> [AIM]: Every record below should be transcribed exactly. Omit the images.

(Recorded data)
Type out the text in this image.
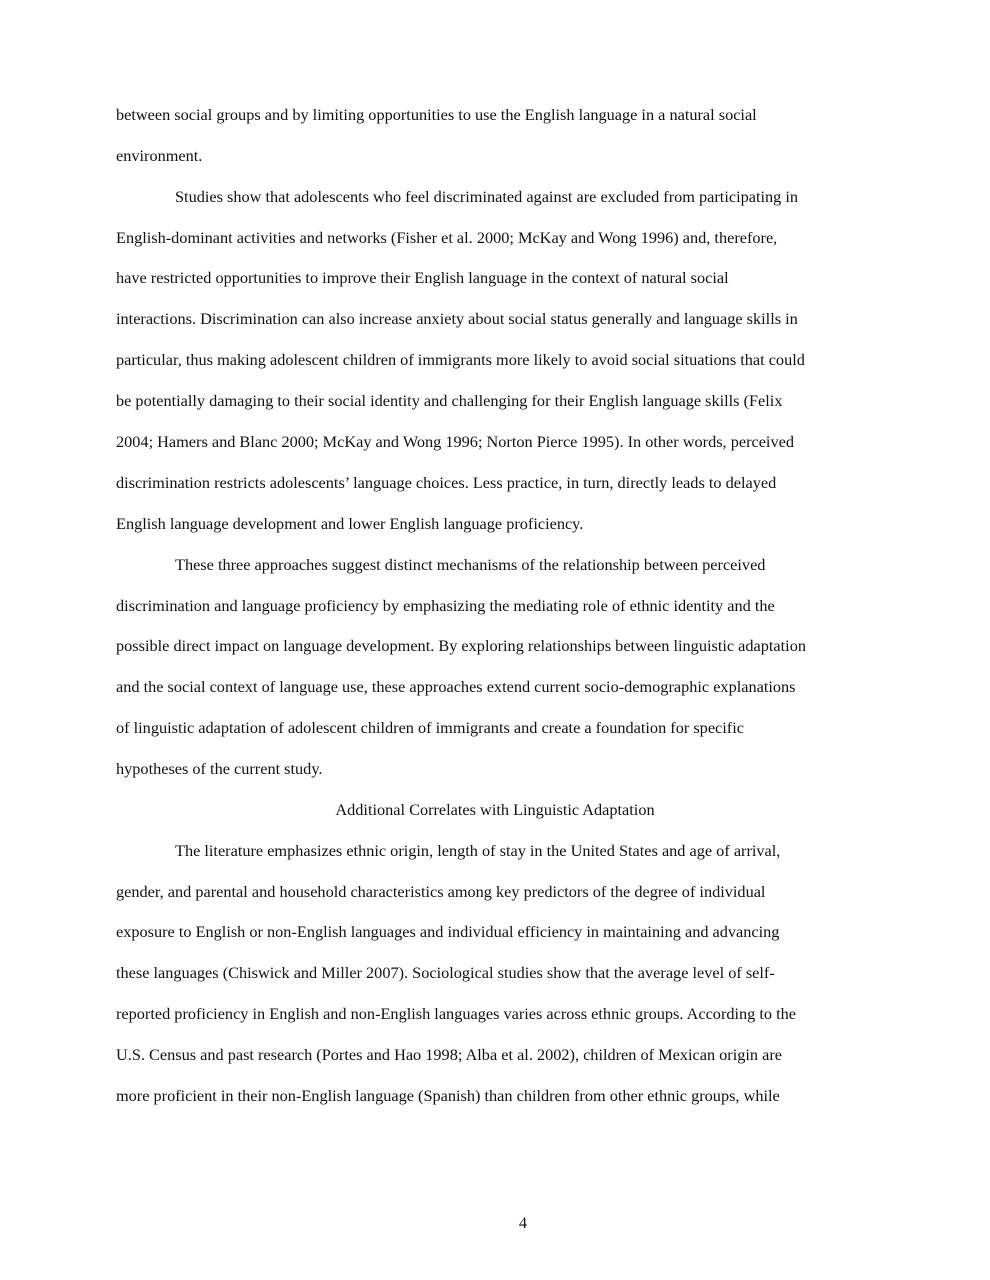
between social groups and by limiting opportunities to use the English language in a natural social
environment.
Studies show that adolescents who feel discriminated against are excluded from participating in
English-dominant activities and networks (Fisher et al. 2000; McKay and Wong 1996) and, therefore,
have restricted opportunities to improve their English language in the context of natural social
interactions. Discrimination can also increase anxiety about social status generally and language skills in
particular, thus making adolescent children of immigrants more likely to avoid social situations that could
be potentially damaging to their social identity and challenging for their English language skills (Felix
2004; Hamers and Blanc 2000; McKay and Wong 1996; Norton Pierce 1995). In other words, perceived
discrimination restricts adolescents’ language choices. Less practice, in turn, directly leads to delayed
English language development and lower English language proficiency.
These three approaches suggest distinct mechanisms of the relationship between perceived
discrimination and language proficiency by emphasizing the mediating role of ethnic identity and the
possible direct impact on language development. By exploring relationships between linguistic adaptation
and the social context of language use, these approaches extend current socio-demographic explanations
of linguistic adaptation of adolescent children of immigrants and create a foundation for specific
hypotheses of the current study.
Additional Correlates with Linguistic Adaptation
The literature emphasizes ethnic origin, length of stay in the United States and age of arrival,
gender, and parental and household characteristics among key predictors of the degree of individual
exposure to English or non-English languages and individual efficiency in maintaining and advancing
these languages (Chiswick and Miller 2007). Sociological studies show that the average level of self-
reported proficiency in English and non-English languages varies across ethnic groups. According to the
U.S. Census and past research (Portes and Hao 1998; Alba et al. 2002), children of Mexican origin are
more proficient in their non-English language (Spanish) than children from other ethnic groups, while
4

> [RESULT]:
Type out the text in this image.
between social groups and by limiting opportunities to use the English language in a natural social
environment.
Studies show that adolescents who feel discriminated against are excluded from participating in
English-dominant activities and networks (Fisher et al. 2000; McKay and Wong 1996) and, therefore,
have restricted opportunities to improve their English language in the context of natural social
interactions. Discrimination can also increase anxiety about social status generally and language skills in
particular, thus making adolescent children of immigrants more likely to avoid social situations that could
be potentially damaging to their social identity and challenging for their English language skills (Felix
2004; Hamers and Blanc 2000; McKay and Wong 1996; Norton Pierce 1995). In other words, perceived
discrimination restricts adolescents’ language choices. Less practice, in turn, directly leads to delayed
English language development and lower English language proficiency.
These three approaches suggest distinct mechanisms of the relationship between perceived
discrimination and language proficiency by emphasizing the mediating role of ethnic identity and the
possible direct impact on language development. By exploring relationships between linguistic adaptation
and the social context of language use, these approaches extend current socio-demographic explanations
of linguistic adaptation of adolescent children of immigrants and create a foundation for specific
hypotheses of the current study.
Additional Correlates with Linguistic Adaptation
The literature emphasizes ethnic origin, length of stay in the United States and age of arrival,
gender, and parental and household characteristics among key predictors of the degree of individual
exposure to English or non-English languages and individual efficiency in maintaining and advancing
these languages (Chiswick and Miller 2007). Sociological studies show that the average level of self-
reported proficiency in English and non-English languages varies across ethnic groups. According to the
U.S. Census and past research (Portes and Hao 1998; Alba et al. 2002), children of Mexican origin are
more proficient in their non-English language (Spanish) than children from other ethnic groups, while
4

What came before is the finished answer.